Exercices:
- 1) Relevez toutes les personnes désignées par leur nom dans l'échange sur l'impôt sur le revenu.
- 2) Résumez en deux phrases l'échange sur l'impôt sur le revenu.
- 3) Rédigez la suite de l'échange sur l'impôt sur le revenu à partir de sa dernière réplique.

Texte fourni:
++++++++

Il faut donc en effet relire l'impôt sur le revenu en fonction de cet objectif d'initiative, de dynamique économique, de soutien à la qualité de la croissance, et je souscris à ce qui a été dit sur toutes les travées à cet égard. La réforme de cet impôt est bien dans l'intention du Gouvernement, comme l'ont déclaré récemment M. le Premier ministre puis M. Sautter.
Bien entendu, il ne s'agit pas de remettre en cause les fondements de l'impôt sur le revenu, dont il faudra conserver la progressivité et la redistributivité. Mais il faudra corriger les différentes anomalies constatées dans le barème actuel pour le rendre plus moderne.
Nous devrons, ce faisant, accorder une attention particulière à la situation des classes moyennes, qui n'a pas encore été évoquée, mais à laquelle chacun pense ici. Lorsque, dans un foyer fiscal, les revenus sont moyens pour les deux conjoints, l'impôt sur le revenu pèse de manière inacceptable.
M. Michel Charasse. Ça s'arrête où, les « revenus moyens » ?
M. Christian Pierret, secrétaire d'Etat. On ne sait pas forcément où s'arrêtent les revenus moyens, mais on sait bien où sont les petits et les très gros revenus.
M. Michel Charasse. Mais les moyens ?

++++++++

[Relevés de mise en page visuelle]
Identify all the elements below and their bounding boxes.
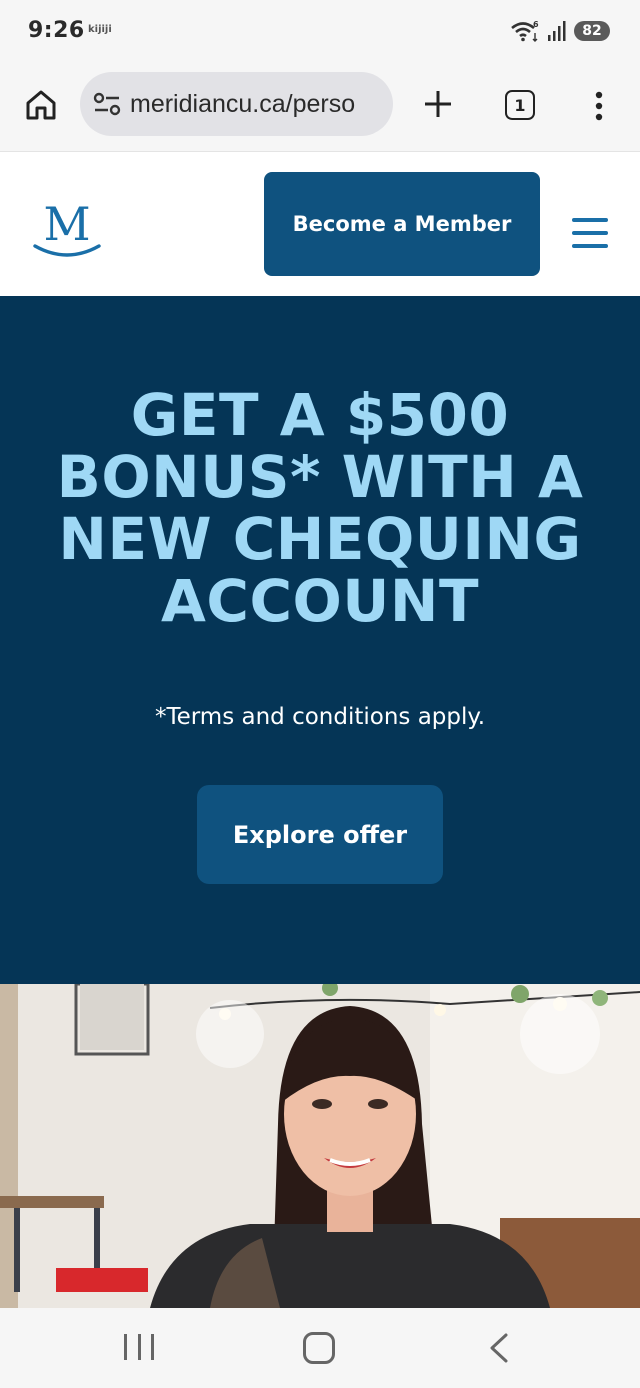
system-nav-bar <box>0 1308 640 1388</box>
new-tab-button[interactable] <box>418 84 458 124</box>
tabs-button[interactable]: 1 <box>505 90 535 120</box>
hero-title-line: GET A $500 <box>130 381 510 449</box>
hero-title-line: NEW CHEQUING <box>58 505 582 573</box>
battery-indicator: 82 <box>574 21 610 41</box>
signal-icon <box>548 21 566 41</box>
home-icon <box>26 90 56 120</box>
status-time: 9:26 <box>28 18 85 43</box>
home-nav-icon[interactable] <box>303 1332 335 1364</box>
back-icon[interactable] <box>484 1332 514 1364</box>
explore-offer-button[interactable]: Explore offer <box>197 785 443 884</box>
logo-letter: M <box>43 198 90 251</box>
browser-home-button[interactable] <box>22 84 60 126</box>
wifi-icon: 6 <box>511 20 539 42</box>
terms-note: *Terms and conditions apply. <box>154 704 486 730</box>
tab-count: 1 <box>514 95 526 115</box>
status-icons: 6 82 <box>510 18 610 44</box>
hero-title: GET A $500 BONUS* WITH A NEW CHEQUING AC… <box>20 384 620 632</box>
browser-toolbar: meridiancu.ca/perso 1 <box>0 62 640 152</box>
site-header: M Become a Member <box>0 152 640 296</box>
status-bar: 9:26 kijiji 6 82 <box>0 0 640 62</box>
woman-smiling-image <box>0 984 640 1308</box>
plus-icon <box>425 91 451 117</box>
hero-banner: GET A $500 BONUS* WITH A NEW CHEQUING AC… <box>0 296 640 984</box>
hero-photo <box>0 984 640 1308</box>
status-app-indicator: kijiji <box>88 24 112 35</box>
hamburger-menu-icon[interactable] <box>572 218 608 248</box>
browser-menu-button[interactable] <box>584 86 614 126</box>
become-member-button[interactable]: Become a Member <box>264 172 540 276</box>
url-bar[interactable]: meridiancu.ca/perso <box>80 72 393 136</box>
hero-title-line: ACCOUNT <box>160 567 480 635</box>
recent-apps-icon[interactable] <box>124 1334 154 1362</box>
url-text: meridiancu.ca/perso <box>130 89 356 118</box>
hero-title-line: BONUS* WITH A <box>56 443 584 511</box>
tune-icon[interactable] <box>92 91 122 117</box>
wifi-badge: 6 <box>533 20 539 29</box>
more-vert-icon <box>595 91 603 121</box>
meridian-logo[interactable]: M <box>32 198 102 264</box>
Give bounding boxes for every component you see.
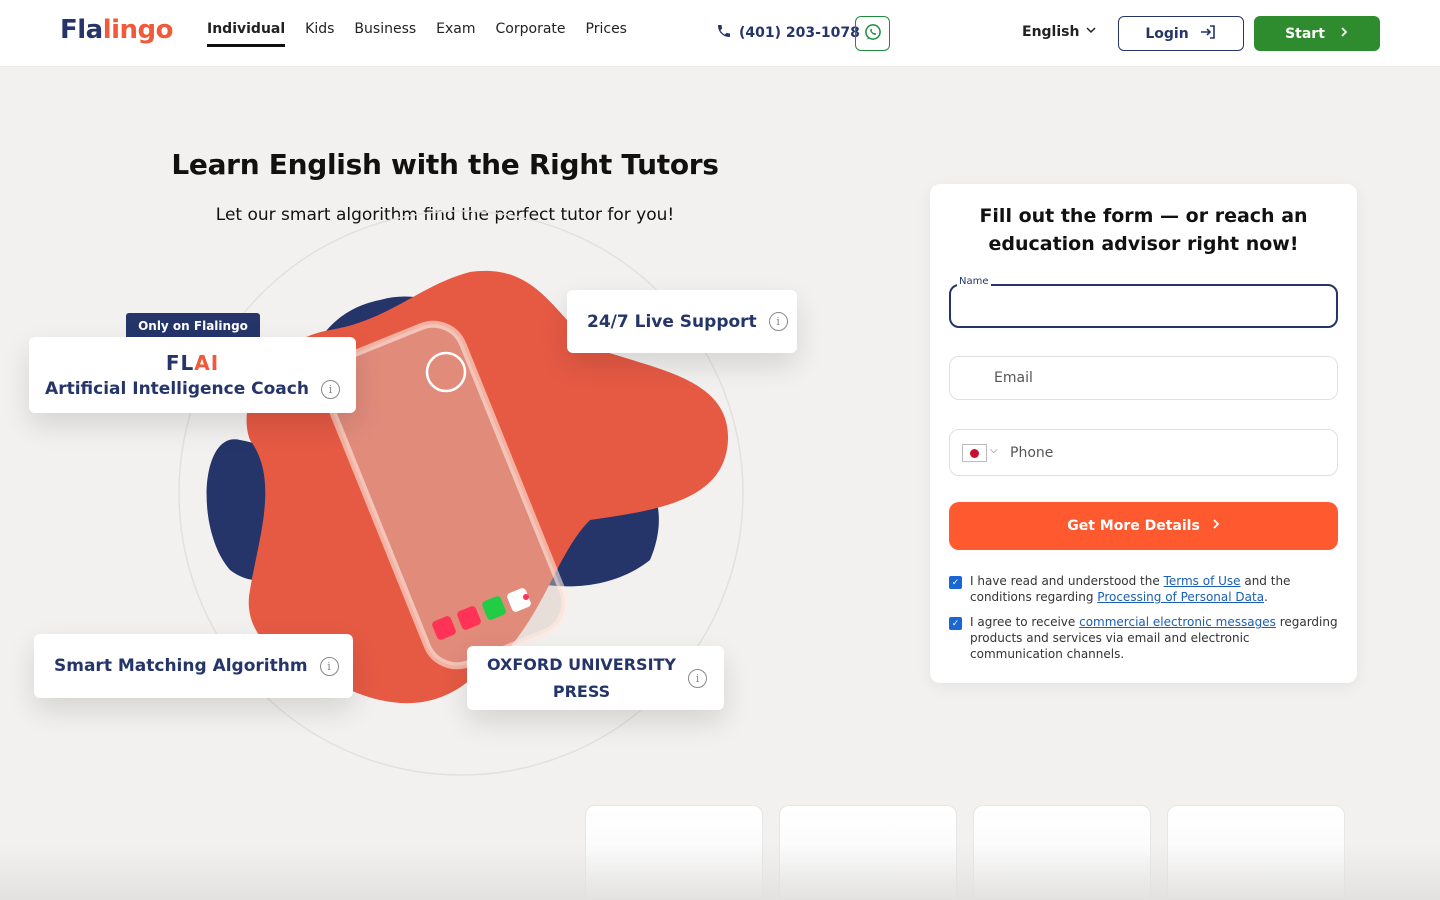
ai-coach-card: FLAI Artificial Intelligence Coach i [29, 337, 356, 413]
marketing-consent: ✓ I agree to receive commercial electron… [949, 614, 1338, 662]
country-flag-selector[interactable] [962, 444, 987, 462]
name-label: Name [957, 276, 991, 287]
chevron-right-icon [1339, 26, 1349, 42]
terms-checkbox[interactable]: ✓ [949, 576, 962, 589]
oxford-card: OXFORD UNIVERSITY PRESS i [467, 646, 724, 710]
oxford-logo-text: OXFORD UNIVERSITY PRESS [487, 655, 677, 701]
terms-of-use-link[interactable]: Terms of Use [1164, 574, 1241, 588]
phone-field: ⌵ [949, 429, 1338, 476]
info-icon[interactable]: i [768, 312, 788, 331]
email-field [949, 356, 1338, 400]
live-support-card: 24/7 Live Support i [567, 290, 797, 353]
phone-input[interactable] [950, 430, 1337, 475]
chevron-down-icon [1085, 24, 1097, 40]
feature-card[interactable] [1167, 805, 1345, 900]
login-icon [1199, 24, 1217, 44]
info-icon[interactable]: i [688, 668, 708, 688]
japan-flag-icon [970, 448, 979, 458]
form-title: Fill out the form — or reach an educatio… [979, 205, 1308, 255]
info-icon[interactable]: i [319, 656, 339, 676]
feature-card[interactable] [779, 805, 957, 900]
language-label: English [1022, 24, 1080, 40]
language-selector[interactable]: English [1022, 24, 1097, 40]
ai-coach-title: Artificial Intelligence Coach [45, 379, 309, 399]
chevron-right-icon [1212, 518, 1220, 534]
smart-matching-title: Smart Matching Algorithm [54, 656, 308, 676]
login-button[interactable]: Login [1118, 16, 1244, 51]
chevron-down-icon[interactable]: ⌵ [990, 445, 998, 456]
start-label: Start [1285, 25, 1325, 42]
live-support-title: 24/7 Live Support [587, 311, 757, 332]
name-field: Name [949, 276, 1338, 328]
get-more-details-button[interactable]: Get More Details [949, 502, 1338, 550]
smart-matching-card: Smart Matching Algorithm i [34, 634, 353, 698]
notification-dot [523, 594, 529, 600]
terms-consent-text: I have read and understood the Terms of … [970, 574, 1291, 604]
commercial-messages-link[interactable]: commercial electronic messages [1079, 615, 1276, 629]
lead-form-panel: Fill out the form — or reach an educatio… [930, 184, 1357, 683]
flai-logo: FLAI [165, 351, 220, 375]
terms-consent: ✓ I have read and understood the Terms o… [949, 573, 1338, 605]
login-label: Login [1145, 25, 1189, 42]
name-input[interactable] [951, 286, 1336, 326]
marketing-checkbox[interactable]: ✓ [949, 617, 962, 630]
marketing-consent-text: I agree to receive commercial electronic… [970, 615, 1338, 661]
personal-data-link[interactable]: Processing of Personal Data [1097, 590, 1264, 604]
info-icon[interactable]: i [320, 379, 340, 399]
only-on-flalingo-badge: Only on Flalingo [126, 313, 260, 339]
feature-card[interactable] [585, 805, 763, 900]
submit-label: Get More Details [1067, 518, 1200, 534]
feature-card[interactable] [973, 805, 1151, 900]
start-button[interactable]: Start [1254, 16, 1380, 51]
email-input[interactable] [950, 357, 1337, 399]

++++++++

Corrigés:
- 1) M. Sautter, M. Michel Charasse, M. Christian Pierret

- 2) Le Gouvernement entend réformer l'impôt sur le revenu en corrigeant les anomalies du barème, sans toucher à sa progressivité ni à sa redistributivité, et en portant une attention particulière aux classes moyennes. M. Michel Charasse demande où s'arrêtent les revenus moyens, et M. Christian Pierret répond qu'on ne le sait pas forcément, alors qu'on sait où se situent les petits et les très gros revenus.

- 3)
M. Christian Pierret, secrétaire d'Etat. Comme l'a déclaré M. le Premier ministre il y a quelques jours, tout cela devra s'inscrire dans une réforme globale de la fiscalité directe. En effet, on ne peut pas penser l'impôt sur le revenu sans penser en même temps l'imposition locale, en particulier la taxe d'habitation, qui devrait faire l'objet d'un nouvel examen au cours de l'an 2000, lors de la préparation du projet de loi de finances initiale pour 2001.
Il s'agit donc d'une réforme globale, à l'inverse de ce qui s'est passé au cours des années 1995 et 1996, durant lesquelles des réformes successives, plus annoncées d'ailleurs que réalisées, ont abouti à un alourdissement considérable de la charge fiscale globale. Il vous faut en convenir, monsieur le rapporteur général, mesdames, messieurs les sénateurs, plus de 120 milliards de francs d'impôts nouveaux ont été ainsi créés. Ce que nous voulons, nous, c'est alléger la charge globale, dans un contexte de justice sociale, monsieur Charasse, et de maintien des grands acquis démocratiques de notre système d'imposition, pour dynamiser l'économie sans porter atteinte aux impératifs de justice et d'équité sociales.
Mais j'en viens à l'amendement n° I-1.
M. Marini n'ignore pas que sa proposition serait d'un coût budgétaire important, puisqu'il s'agirait de 4,2 milliards de francs,...
M. Michel Charasse. C'est le tabac qui paye !
M. Philippe Marini, rapporteur général. Non, c'est la cagnotte qui paiera !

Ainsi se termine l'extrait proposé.